[Given data]:
***
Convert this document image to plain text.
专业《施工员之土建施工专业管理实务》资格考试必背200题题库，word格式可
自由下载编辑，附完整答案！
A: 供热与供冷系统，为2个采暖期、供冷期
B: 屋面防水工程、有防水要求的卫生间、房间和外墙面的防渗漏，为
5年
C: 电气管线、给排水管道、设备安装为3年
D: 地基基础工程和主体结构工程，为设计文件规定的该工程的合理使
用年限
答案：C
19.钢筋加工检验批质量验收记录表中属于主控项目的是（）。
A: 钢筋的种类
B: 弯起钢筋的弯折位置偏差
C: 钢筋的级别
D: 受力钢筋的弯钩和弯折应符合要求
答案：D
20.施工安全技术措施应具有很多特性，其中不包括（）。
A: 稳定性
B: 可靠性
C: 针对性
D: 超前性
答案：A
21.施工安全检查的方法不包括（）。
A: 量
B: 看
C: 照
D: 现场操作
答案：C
***
Reproduce the entire listing word for word.

Convert this document image to plain text.
专业《施工员之土建施工专业管理实务》资格考试必背200题题库，word格式可
自由下载编辑，附完整答案！
A: 供热与供冷系统，为2个采暖期、供冷期
B: 屋面防水工程、有防水要求的卫生间、房间和外墙面的防渗漏，为
5年
C: 电气管线、给排水管道、设备安装为3年
D: 地基基础工程和主体结构工程，为设计文件规定的该工程的合理使
用年限
答案：C
19.钢筋加工检验批质量验收记录表中属于主控项目的是（）。
A: 钢筋的种类
B: 弯起钢筋的弯折位置偏差
C: 钢筋的级别
D: 受力钢筋的弯钩和弯折应符合要求
答案：D
20.施工安全技术措施应具有很多特性，其中不包括（）。
A: 稳定性
B: 可靠性
C: 针对性
D: 超前性
答案：A
21.施工安全检查的方法不包括（）。
A: 量
B: 看
C: 照
D: 现场操作
答案：C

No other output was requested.